AIM:
Pick out each line containing the string "pytanie".

═════ MATERIAL FOR THIS TASK ═════

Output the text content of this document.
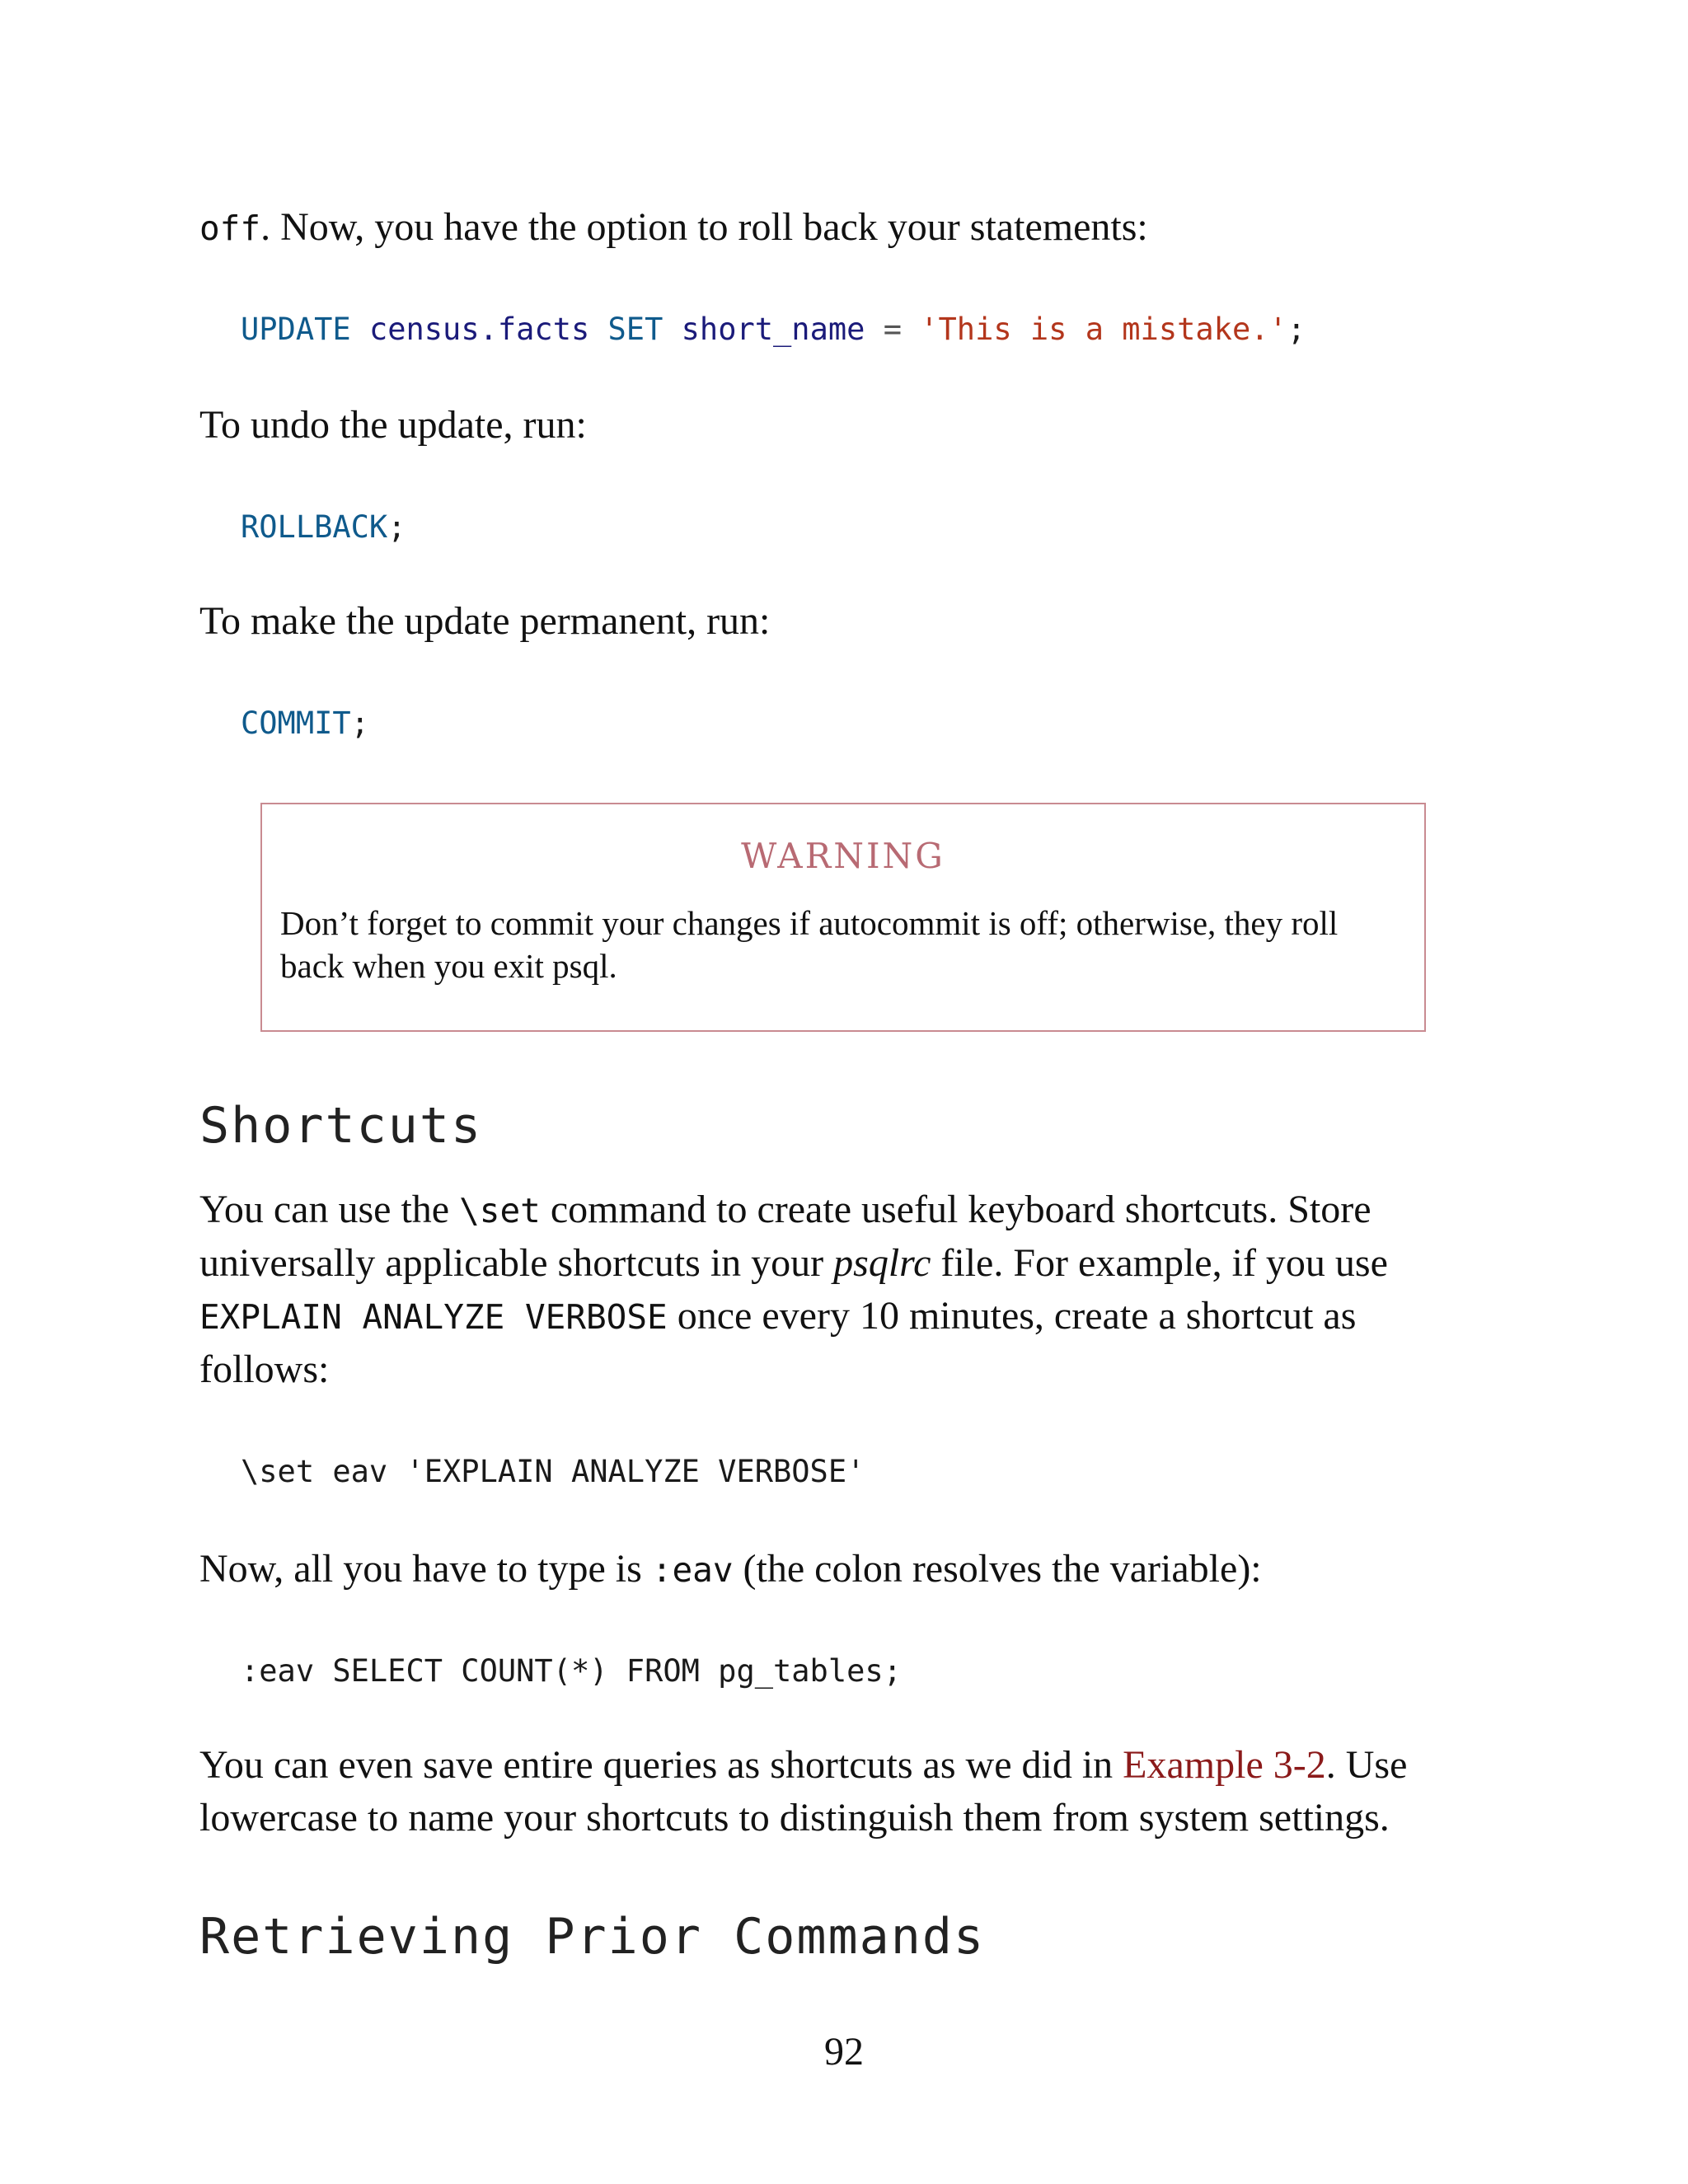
off. Now, you have the option to roll back your statements:

UPDATE census.facts SET short_name = 'This is a mistake.';

To undo the update, run:

ROLLBACK;

To make the update permanent, run:

COMMIT;

WARNING

Don’t forget to commit your changes if autocommit is off; otherwise, they roll back when you exit psql.

Shortcuts

You can use the \set command to create useful keyboard shortcuts. Store universally applicable shortcuts in your psqlrc file. For example, if you use
EXPLAIN ANALYZE VERBOSE once every 10 minutes, create a shortcut as follows:

\set eav 'EXPLAIN ANALYZE VERBOSE'

Now, all you have to type is :eav (the colon resolves the variable):

:eav SELECT COUNT(*) FROM pg_tables;

You can even save entire queries as shortcuts as we did in Example 3-2. Use lowercase to name your shortcuts to distinguish them from system settings.

Retrieving Prior Commands

92
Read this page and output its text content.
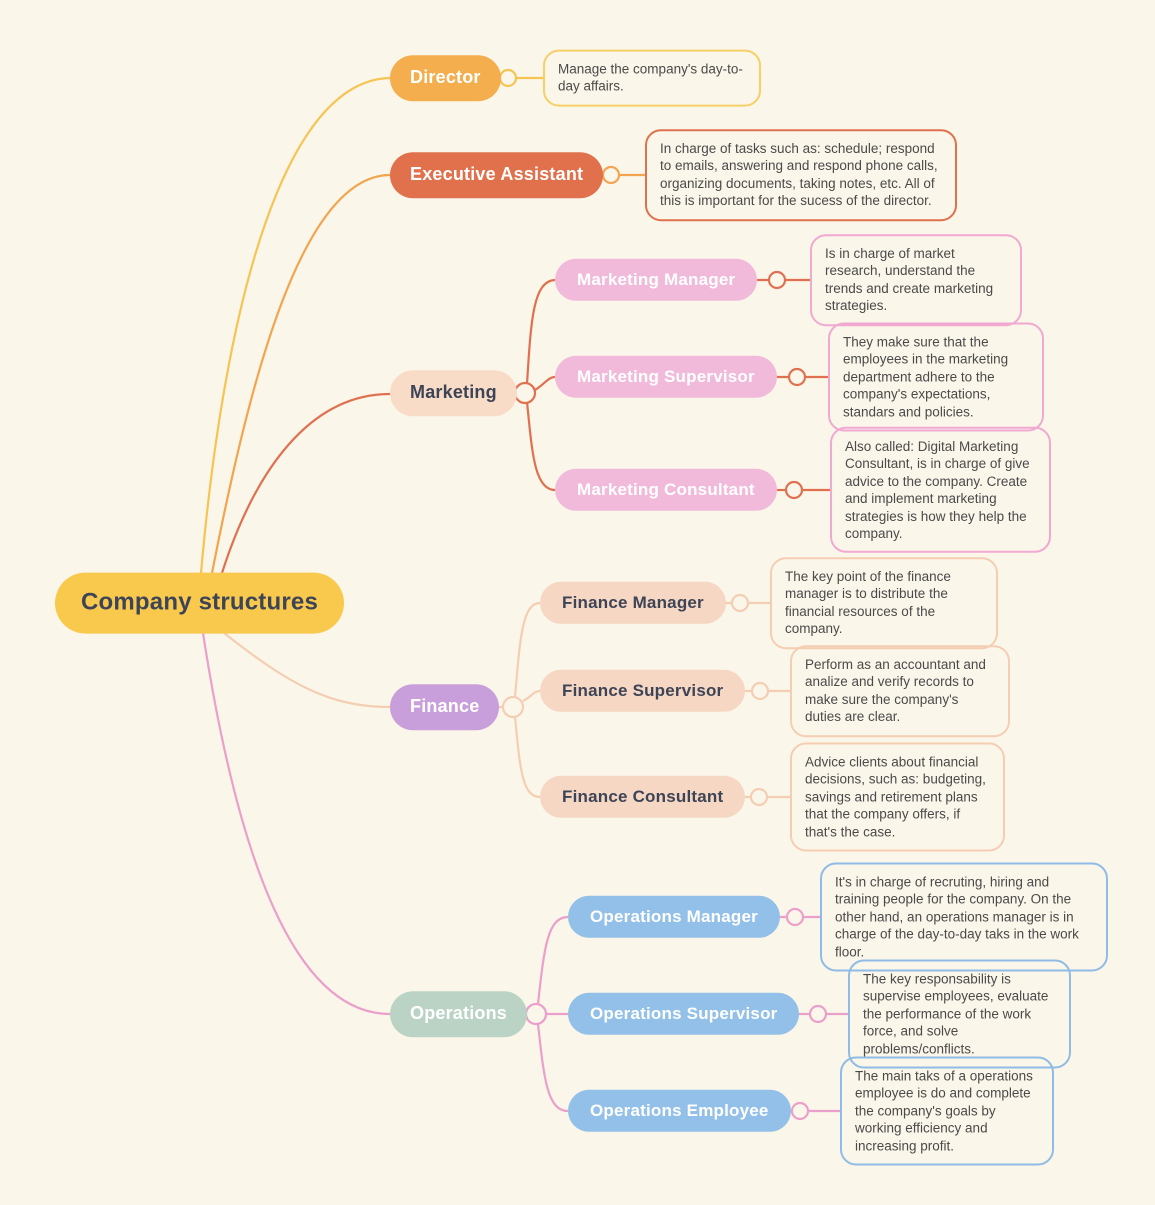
Company structures
Director
Executive Assistant
Marketing
Finance
Operations
Marketing Manager
Marketing Supervisor
Marketing Consultant
Finance Manager
Finance Supervisor
Finance Consultant
Operations Manager
Operations Supervisor
Operations Employee
Manage the company's day-to-day affairs.
In charge of tasks such as: schedule; respond to emails, answering and respond phone calls, organizing documents, taking notes, etc. All of this is important for the sucess of the director.
Is in charge of market research, understand the trends and create marketing strategies.
They make sure that the employees in the marketing department adhere to the company's expectations, standars and policies.
Also called: Digital Marketing Consultant, is in charge of give advice to the company. Create and implement marketing strategies is how they help the company.
The key point of the finance manager is to distribute the financial resources of the company.
Perform as an accountant and analize and verify records to make sure the company's duties are clear.
Advice clients about financial decisions, such as: budgeting, savings and retirement plans that the company offers, if that's the case.
It's in charge of recruting, hiring and training people for the company. On the other hand, an operations manager is in charge of the day-to-day taks in the work floor.
The key responsability is supervise employees, evaluate the performance of the work force, and solve problems/conflicts.
The main taks of a operations employee is do and complete the company's goals by working efficiency and increasing profit.
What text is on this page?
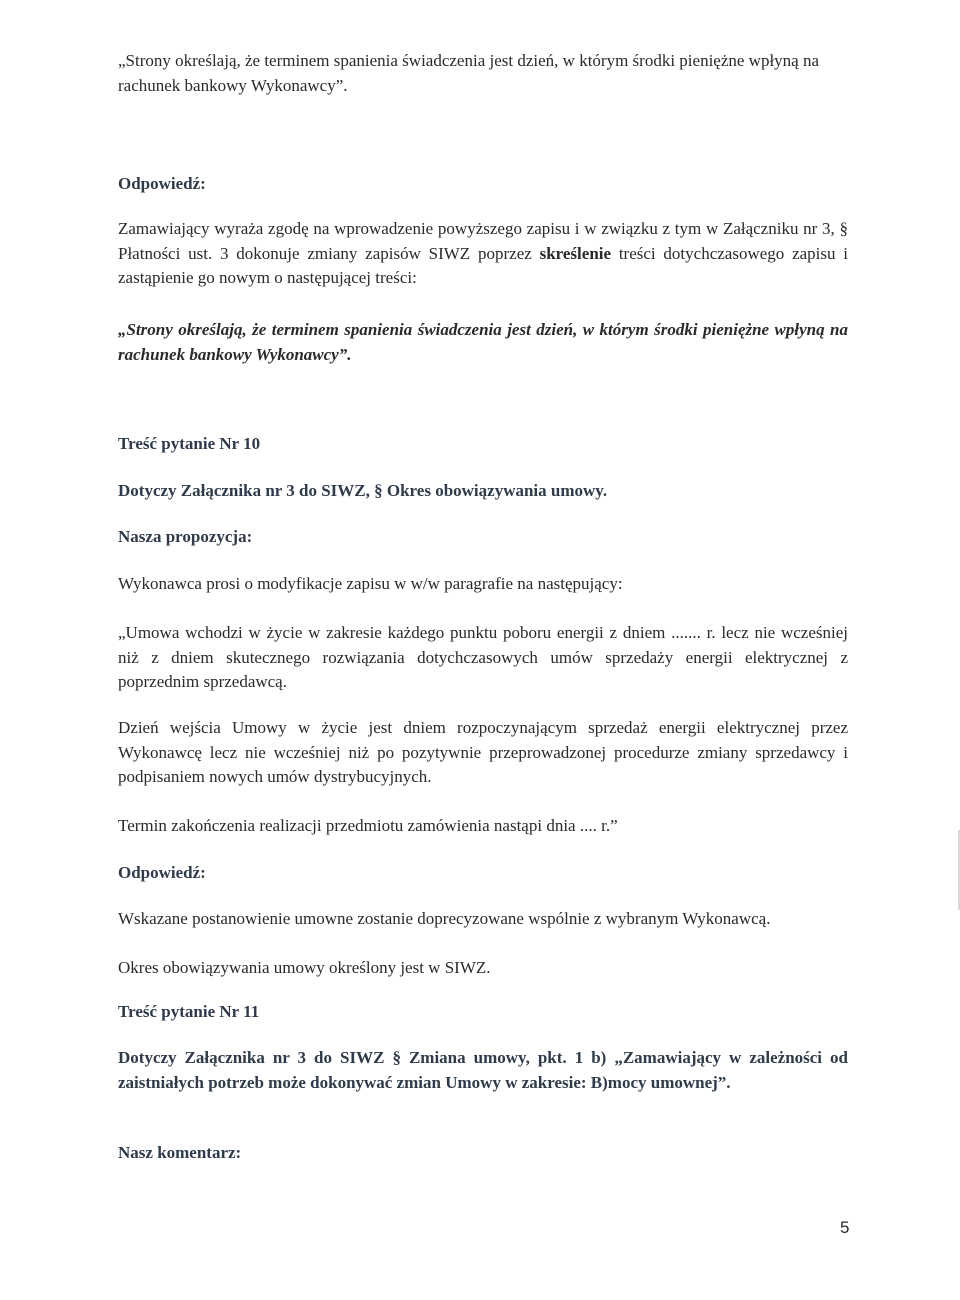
„Strony określają, że terminem spanienia świadczenia jest dzień, w którym środki pieniężne wpłyną na rachunek bankowy Wykonawcy”.

Odpowiedź:

Zamawiający wyraża zgodę na wprowadzenie powyższego zapisu i w związku z tym w Załączniku nr 3, § Płatności ust. 3 dokonuje zmiany zapisów SIWZ poprzez skreślenie treści dotychczasowego zapisu i zastąpienie go nowym o następującej treści:

„Strony określają, że terminem spanienia świadczenia jest dzień, w którym środki pieniężne wpłyną na rachunek bankowy Wykonawcy”.

Treść pytanie Nr 10

Dotyczy Załącznika nr 3 do SIWZ, § Okres obowiązywania umowy.

Nasza propozycja:

Wykonawca prosi o modyfikacje zapisu w w/w paragrafie na następujący:

„Umowa wchodzi w życie w zakresie każdego punktu poboru energii z dniem ....... r. lecz nie wcześniej niż z dniem skutecznego rozwiązania dotychczasowych umów sprzedaży energii elektrycznej z poprzednim sprzedawcą.

Dzień wejścia Umowy w życie jest dniem rozpoczynającym sprzedaż energii elektrycznej przez Wykonawcę lecz nie wcześniej niż po pozytywnie przeprowadzonej procedurze zmiany sprzedawcy i podpisaniem nowych umów dystrybucyjnych.

Termin zakończenia realizacji przedmiotu zamówienia nastąpi dnia .... r.”

Odpowiedź:

Wskazane postanowienie umowne zostanie doprecyzowane wspólnie z wybranym Wykonawcą.

Okres obowiązywania umowy określony jest w SIWZ.

Treść pytanie Nr 11

Dotyczy Załącznika nr 3 do SIWZ § Zmiana umowy, pkt. 1 b) „Zamawiający w zależności od zaistniałych potrzeb może dokonywać zmian Umowy w zakresie: B)mocy umownej”.

Nasz komentarz:

5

═════

WRITTEN RESPONSE:
Treść pytanie Nr 10
Treść pytanie Nr 11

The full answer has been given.